Amazon is the most powerful name in town... and yes the biggest. I am a fan of Kindle because it has got people reading. I, for one, loooove printed books -- fine printed books -- but I do think these new forms are good. Yes, people like me prefer paper, but I watch my kids and they are just as happy to read an eBook as they are a paper one.

Re. DRM: I see that people who want to pirate books will pirate books. It's inevitable. That's one of the reasons it's important to keep eBooks cheap, cheap, cheap. I don't use DRM... I just think that authors have to be sensible to the fact that these are hard times and people need work to be affordable.

Wandering_Redditor1 karma

Do you have any good advice for haggling with people in open air markets. I always feel like I'm on the losing side of the deal. What's the craziest thing you've bought at a market?

TahirShahAuthor3 karma

I wrote about this. Take a big (cheap) flour sieve. It sounds crazy, but in morocco, at least, it will get you a reduced price on anything from a pot of oil to a new car. Why? Because, as our wise maid told me, 'No tourist would be seen carrying a sieve'.

———

Complete the following -
1. In the Q&A excerpt, what item does the author say will get you a reduced price at markets in Morocco?
2. Please print the Q&A excerpt from "Wandering_Redditor1 karma" to "carrying a sieve'.".
3. Carry on the Q&A excerpt from its final sentence.

———

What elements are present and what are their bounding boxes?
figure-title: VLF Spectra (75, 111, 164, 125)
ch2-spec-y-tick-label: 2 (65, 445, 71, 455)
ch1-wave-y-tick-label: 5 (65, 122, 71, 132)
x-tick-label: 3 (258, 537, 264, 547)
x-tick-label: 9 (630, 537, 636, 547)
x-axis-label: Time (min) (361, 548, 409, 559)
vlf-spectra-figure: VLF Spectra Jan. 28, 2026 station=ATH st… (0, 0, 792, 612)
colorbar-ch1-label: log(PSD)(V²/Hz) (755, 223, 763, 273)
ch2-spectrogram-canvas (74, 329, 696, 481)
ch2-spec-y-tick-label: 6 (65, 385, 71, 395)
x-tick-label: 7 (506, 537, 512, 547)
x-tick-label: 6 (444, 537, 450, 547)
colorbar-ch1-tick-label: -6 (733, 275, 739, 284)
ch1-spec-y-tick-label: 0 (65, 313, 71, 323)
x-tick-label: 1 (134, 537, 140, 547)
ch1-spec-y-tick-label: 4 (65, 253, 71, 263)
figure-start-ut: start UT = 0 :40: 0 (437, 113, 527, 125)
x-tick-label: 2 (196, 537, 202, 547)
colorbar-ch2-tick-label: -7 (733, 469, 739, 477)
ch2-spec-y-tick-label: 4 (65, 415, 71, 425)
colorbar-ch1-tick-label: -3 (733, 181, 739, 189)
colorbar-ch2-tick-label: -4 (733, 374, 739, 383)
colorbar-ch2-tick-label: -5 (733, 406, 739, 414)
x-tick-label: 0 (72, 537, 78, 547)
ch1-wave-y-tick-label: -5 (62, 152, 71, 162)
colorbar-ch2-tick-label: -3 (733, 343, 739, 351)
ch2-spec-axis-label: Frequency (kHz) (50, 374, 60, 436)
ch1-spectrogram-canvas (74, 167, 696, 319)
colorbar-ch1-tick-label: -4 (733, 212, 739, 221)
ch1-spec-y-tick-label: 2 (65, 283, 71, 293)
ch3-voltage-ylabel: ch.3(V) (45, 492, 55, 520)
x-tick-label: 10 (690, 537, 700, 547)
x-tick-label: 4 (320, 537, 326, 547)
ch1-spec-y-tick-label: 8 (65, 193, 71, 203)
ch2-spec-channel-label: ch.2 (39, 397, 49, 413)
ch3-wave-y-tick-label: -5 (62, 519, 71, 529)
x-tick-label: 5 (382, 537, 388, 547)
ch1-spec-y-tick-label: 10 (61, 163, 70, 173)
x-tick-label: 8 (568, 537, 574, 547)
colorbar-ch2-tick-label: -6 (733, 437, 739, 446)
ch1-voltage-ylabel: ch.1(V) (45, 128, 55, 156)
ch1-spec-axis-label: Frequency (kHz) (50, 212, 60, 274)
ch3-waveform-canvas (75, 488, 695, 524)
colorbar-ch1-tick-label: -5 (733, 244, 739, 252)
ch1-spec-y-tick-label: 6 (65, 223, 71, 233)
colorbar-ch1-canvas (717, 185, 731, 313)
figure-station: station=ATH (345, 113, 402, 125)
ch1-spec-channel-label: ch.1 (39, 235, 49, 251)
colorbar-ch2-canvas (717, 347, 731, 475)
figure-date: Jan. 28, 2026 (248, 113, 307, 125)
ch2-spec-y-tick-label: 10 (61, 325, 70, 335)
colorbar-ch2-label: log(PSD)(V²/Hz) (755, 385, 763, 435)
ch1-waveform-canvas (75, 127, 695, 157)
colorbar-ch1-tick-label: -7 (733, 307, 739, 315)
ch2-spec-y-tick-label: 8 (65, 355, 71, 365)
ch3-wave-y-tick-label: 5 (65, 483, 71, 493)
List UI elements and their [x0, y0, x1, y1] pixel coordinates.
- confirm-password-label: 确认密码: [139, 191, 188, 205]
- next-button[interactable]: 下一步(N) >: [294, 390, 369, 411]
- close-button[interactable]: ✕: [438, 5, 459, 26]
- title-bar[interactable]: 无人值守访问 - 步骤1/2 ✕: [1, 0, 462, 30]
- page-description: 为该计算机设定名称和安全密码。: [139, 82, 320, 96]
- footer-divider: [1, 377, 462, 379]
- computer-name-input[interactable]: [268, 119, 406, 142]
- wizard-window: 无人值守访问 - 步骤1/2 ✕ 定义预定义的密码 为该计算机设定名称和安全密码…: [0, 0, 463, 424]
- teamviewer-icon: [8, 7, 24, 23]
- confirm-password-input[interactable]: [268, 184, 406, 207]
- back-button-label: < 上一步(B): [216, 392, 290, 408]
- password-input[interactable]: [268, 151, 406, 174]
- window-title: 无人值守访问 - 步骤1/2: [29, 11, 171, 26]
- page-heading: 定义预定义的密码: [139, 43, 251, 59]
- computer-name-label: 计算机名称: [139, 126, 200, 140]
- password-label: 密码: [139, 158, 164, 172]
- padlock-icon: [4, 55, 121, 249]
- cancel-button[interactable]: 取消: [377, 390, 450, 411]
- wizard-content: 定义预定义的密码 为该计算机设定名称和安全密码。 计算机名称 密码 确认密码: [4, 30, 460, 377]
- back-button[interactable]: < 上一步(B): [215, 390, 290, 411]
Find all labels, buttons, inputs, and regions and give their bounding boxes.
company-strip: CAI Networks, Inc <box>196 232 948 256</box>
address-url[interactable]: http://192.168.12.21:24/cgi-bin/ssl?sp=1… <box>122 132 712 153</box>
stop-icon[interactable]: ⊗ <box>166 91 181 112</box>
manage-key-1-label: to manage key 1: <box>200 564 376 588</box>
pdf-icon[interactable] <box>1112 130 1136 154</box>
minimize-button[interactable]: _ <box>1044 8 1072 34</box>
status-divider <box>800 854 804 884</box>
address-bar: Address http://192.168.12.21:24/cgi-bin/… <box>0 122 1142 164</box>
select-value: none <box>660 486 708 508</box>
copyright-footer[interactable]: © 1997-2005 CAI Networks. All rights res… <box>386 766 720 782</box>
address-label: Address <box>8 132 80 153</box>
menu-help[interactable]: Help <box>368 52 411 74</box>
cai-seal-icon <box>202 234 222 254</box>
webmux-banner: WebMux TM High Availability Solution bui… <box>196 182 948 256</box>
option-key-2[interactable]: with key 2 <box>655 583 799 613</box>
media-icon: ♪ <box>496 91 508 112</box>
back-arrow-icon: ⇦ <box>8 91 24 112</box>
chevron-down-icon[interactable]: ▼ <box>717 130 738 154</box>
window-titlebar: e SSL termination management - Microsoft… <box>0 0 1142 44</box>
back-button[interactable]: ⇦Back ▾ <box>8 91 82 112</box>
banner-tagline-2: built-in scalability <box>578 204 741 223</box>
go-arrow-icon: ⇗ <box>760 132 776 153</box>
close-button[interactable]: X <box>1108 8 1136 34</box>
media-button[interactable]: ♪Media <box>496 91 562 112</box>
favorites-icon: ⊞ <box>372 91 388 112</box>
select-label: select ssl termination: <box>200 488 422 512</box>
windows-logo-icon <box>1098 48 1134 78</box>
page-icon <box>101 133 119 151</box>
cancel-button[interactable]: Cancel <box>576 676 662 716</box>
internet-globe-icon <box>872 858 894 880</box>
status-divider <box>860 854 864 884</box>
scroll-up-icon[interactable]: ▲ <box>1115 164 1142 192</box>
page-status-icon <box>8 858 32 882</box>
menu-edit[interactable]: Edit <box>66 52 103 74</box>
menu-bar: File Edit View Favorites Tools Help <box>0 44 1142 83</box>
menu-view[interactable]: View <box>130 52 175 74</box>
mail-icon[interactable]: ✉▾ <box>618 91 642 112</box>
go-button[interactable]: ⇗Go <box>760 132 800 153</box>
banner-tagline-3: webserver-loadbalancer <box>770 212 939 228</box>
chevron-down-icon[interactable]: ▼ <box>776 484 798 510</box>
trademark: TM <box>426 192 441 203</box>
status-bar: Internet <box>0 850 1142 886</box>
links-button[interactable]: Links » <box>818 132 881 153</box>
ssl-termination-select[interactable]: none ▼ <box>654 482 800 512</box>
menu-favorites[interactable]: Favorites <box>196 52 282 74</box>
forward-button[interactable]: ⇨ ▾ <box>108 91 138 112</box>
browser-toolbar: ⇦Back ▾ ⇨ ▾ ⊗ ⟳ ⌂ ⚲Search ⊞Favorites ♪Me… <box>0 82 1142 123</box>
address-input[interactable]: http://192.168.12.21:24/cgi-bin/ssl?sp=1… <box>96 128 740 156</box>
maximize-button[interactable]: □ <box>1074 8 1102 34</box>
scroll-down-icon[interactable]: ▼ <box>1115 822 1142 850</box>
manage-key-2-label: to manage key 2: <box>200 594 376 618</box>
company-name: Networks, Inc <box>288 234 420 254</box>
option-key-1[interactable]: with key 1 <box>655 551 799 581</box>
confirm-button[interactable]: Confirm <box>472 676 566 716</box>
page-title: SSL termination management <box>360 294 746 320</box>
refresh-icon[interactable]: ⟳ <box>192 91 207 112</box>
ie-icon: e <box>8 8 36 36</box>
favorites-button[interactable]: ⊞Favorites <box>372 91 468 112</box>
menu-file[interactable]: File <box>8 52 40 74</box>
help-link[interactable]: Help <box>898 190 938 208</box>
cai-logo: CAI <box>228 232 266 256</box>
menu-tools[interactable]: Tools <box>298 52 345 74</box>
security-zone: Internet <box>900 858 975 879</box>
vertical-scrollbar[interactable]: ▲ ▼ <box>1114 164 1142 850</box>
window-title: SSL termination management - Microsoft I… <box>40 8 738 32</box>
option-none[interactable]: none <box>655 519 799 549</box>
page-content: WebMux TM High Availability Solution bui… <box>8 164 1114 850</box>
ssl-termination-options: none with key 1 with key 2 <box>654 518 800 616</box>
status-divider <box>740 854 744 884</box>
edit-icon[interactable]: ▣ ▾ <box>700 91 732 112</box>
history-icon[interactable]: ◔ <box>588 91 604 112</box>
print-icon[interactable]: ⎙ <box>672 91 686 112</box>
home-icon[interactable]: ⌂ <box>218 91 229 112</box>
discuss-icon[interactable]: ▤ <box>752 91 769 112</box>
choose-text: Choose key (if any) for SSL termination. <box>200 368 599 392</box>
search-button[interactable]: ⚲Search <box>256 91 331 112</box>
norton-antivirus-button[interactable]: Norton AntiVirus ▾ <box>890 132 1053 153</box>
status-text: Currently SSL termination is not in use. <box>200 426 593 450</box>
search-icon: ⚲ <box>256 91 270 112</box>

———

Written answers -
1. A big (cheap) flour sieve.

2.
Wandering_Redditor1 karma

Do you have any good advice for haggling with people in open air markets. I always feel like I'm on the losing side of the deal. What's the craziest thing you've bought at a market?

TahirShahAuthor3 karma

I wrote about this. Take a big (cheap) flour sieve. It sounds crazy, but in morocco, at least, it will get you a reduced price on anything from a pot of oil to a new car. Why? Because, as our wise maid told me, 'No tourist would be seen carrying a sieve'.

3.
Craziest thing I've bought? Hmmm... a sieve. And, recently, i bought some dried chameleons in a the souk in Fes, for use in a spell.

scuby221 karma

What was/is your father's (Idries Shah) influence on your writing?

TahirShahAuthor3 karma

It was a huge influence. As a child there is one thing that sticks in my memory... not a sight but a sound. I heard it from dawn to dusk every day-- the sound of an electric typewriting typing. That was what seeped into my blood and my bones, the sound of someone totally engaged with his work. For my father, his writing was almost a mania. He knew that it was a huge responsibility, something he had to get down. He would tell us -- 'Never judge yourselves against other people, because most people don't set their sights high enough. So, judge yourself against the achievements of the greatest men and women in history.'

rcdeals681 karma

Could you comment on influences on Eye Spy – perhaps from Silence of the Lambs or other movies/books?.......In Eye Spy you make some criticisms of factory farming. Could you comment on the quality of the food available in Casablanca?

TahirShahAuthor2 karma

What I love about Morocco is that food is available when in season, and it's not been mass produced. This is a very big thing to me... and I wrote EYE SPY having just seen a documentary called FOOD INC., about American industrialised farming. It made a big big big effect on me... because it's quite the opposite of how things are here.

I adore Silence of the Lambs, both the book and the movie. The writing in the book is so graceful and delicate. I have it on the shelf here in my office. What genius.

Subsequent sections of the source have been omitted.